DO THIS =
Copy every line of the listing below word for word, leaving out the picture.

(Raw listing)
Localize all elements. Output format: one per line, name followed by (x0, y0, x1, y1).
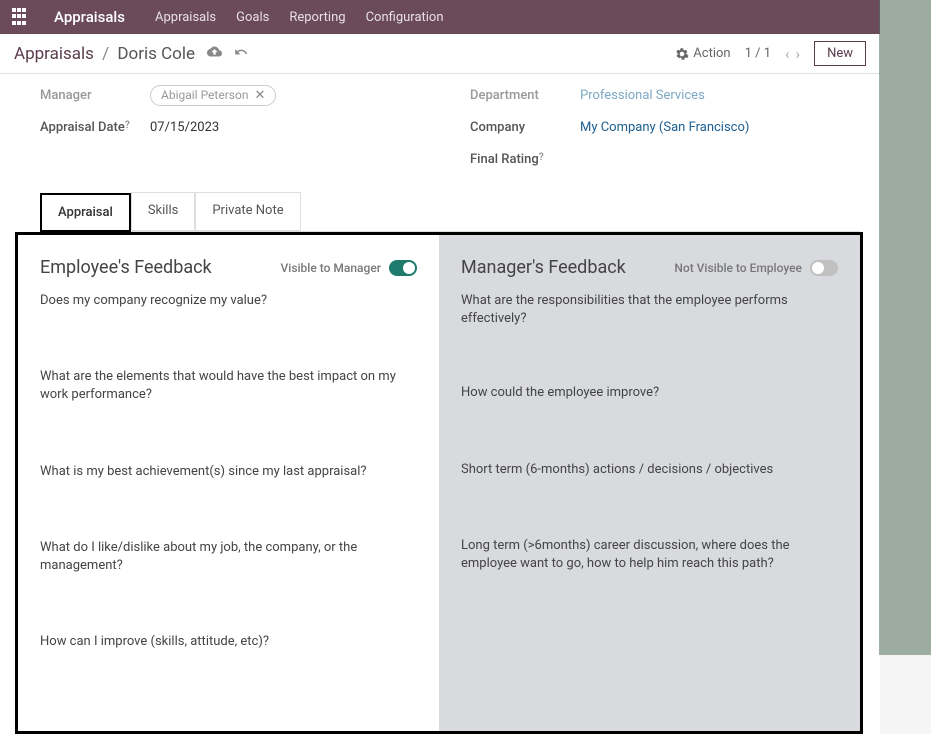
pager-next[interactable]: › (796, 45, 801, 63)
department-value[interactable]: Professional Services (580, 88, 705, 103)
employee-feedback-title: Employee's Feedback (40, 257, 212, 278)
remove-tag-icon[interactable]: ✕ (254, 88, 265, 103)
manager-value: Abigail Peterson (161, 88, 248, 102)
company-label: Company (470, 120, 580, 135)
employee-question-5[interactable]: How can I improve (skills, attitude, etc… (40, 633, 417, 651)
manager-visibility-label: Not Visible to Employee (674, 261, 802, 275)
employee-feedback-column: Employee's Feedback Visible to Manager D… (18, 235, 439, 731)
nav-brand: Appraisals (54, 8, 125, 26)
cloud-upload-icon[interactable] (207, 44, 222, 63)
manager-question-2[interactable]: How could the employee improve? (461, 384, 838, 402)
breadcrumb-bar: Appraisals / Doris Cole Action 1 / 1 ‹ ›… (0, 34, 880, 74)
department-label: Department (470, 88, 580, 103)
pager-prev[interactable]: ‹ (785, 45, 790, 63)
new-button[interactable]: New (814, 41, 866, 66)
action-label: Action (693, 46, 730, 61)
company-value[interactable]: My Company (San Francisco) (580, 120, 749, 135)
tab-appraisal[interactable]: Appraisal (40, 193, 131, 232)
manager-question-3[interactable]: Short term (6-months) actions / decision… (461, 461, 838, 479)
employee-question-1[interactable]: Does my company recognize my value? (40, 292, 417, 310)
pager: 1 / 1 (745, 46, 771, 61)
action-dropdown[interactable]: Action (675, 46, 730, 61)
top-nav: Appraisals Appraisals Goals Reporting Co… (0, 0, 880, 34)
tab-skills[interactable]: Skills (131, 192, 196, 231)
employee-visibility-toggle[interactable] (389, 260, 417, 276)
employee-question-4[interactable]: What do I like/dislike about my job, the… (40, 539, 417, 575)
nav-item-goals[interactable]: Goals (236, 10, 269, 25)
form-view: Manager Abigail Peterson ✕ Appraisal Dat… (0, 74, 880, 734)
employee-visibility-label: Visible to Manager (281, 261, 381, 275)
manager-feedback-column: Manager's Feedback Not Visible to Employ… (439, 235, 860, 731)
nav-item-configuration[interactable]: Configuration (366, 10, 444, 25)
nav-item-appraisals[interactable]: Appraisals (155, 10, 216, 25)
feedback-section: Employee's Feedback Visible to Manager D… (15, 232, 863, 734)
breadcrumb-current: Doris Cole (117, 44, 195, 64)
apps-icon[interactable] (12, 8, 30, 26)
tabs: Appraisal Skills Private Note (40, 192, 860, 232)
manager-feedback-title: Manager's Feedback (461, 257, 626, 278)
manager-label: Manager (40, 88, 150, 103)
gear-icon (675, 47, 689, 61)
undo-icon[interactable] (234, 45, 248, 63)
nav-item-reporting[interactable]: Reporting (289, 10, 345, 25)
manager-visibility-toggle[interactable] (810, 260, 838, 276)
date-value[interactable]: 07/15/2023 (150, 120, 219, 135)
window-decoration (879, 0, 931, 655)
breadcrumb-root[interactable]: Appraisals (14, 44, 94, 64)
manager-question-1[interactable]: What are the responsibilities that the e… (461, 292, 838, 328)
date-label: Appraisal Date? (40, 120, 150, 135)
employee-question-3[interactable]: What is my best achievement(s) since my … (40, 463, 417, 481)
employee-question-2[interactable]: What are the elements that would have th… (40, 368, 417, 404)
breadcrumb-separator: / (102, 44, 109, 64)
manager-question-4[interactable]: Long term (>6months) career discussion, … (461, 537, 838, 573)
manager-tag[interactable]: Abigail Peterson ✕ (150, 85, 276, 106)
rating-label: Final Rating? (470, 152, 580, 167)
tab-private-note[interactable]: Private Note (195, 192, 300, 231)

FULL RESPONSE =
Localize all elements. Output format: one per line, name followed by (x0, y0, x1, y1).
pager-next[interactable]: › (796, 45, 801, 63)
department-value[interactable]: Professional Services (580, 88, 705, 103)
employee-feedback-title: Employee's Feedback (40, 257, 212, 278)
remove-tag-icon[interactable]: ✕ (254, 88, 265, 103)
manager-value: Abigail Peterson (161, 88, 248, 102)
company-label: Company (470, 120, 580, 135)
employee-question-5[interactable]: How can I improve (skills, attitude, etc… (40, 633, 417, 651)
manager-visibility-label: Not Visible to Employee (674, 261, 802, 275)
employee-feedback-column: Employee's Feedback Visible to Manager D… (18, 235, 439, 731)
nav-brand: Appraisals (54, 8, 125, 26)
cloud-upload-icon[interactable] (207, 44, 222, 63)
manager-question-2[interactable]: How could the employee improve? (461, 384, 838, 402)
breadcrumb-bar: Appraisals / Doris Cole Action 1 / 1 ‹ ›… (0, 34, 880, 74)
department-label: Department (470, 88, 580, 103)
pager-prev[interactable]: ‹ (785, 45, 790, 63)
new-button[interactable]: New (814, 41, 866, 66)
action-label: Action (693, 46, 730, 61)
company-value[interactable]: My Company (San Francisco) (580, 120, 749, 135)
tab-appraisal[interactable]: Appraisal (40, 193, 131, 232)
manager-question-3[interactable]: Short term (6-months) actions / decision… (461, 461, 838, 479)
employee-question-1[interactable]: Does my company recognize my value? (40, 292, 417, 310)
pager: 1 / 1 (745, 46, 771, 61)
action-dropdown[interactable]: Action (675, 46, 730, 61)
top-nav: Appraisals Appraisals Goals Reporting Co… (0, 0, 880, 34)
tab-skills[interactable]: Skills (131, 192, 196, 231)
employee-visibility-toggle[interactable] (389, 260, 417, 276)
employee-question-4[interactable]: What do I like/dislike about my job, the… (40, 539, 417, 575)
nav-item-goals[interactable]: Goals (236, 10, 269, 25)
form-view: Manager Abigail Peterson ✕ Appraisal Dat… (0, 74, 880, 734)
employee-visibility-label: Visible to Manager (281, 261, 381, 275)
manager-feedback-column: Manager's Feedback Not Visible to Employ… (439, 235, 860, 731)
nav-item-configuration[interactable]: Configuration (366, 10, 444, 25)
nav-item-appraisals[interactable]: Appraisals (155, 10, 216, 25)
feedback-section: Employee's Feedback Visible to Manager D… (15, 232, 863, 734)
breadcrumb-current: Doris Cole (117, 44, 195, 64)
apps-icon[interactable] (12, 8, 30, 26)
tabs: Appraisal Skills Private Note (40, 192, 860, 232)
manager-feedback-title: Manager's Feedback (461, 257, 626, 278)
manager-label: Manager (40, 88, 150, 103)
gear-icon (675, 47, 689, 61)
undo-icon[interactable] (234, 45, 248, 63)
nav-item-reporting[interactable]: Reporting (289, 10, 345, 25)
manager-visibility-toggle[interactable] (810, 260, 838, 276)
date-value[interactable]: 07/15/2023 (150, 120, 219, 135)
window-decoration (879, 0, 931, 655)
breadcrumb-root[interactable]: Appraisals (14, 44, 94, 64)
manager-question-1[interactable]: What are the responsibilities that the e… (461, 292, 838, 328)
date-label: Appraisal Date? (40, 120, 150, 135)
employee-question-3[interactable]: What is my best achievement(s) since my … (40, 463, 417, 481)
employee-question-2[interactable]: What are the elements that would have th… (40, 368, 417, 404)
breadcrumb-separator: / (102, 44, 109, 64)
manager-question-4[interactable]: Long term (>6months) career discussion, … (461, 537, 838, 573)
manager-tag[interactable]: Abigail Peterson ✕ (150, 85, 276, 106)
rating-label: Final Rating? (470, 152, 580, 167)
tab-private-note[interactable]: Private Note (195, 192, 300, 231)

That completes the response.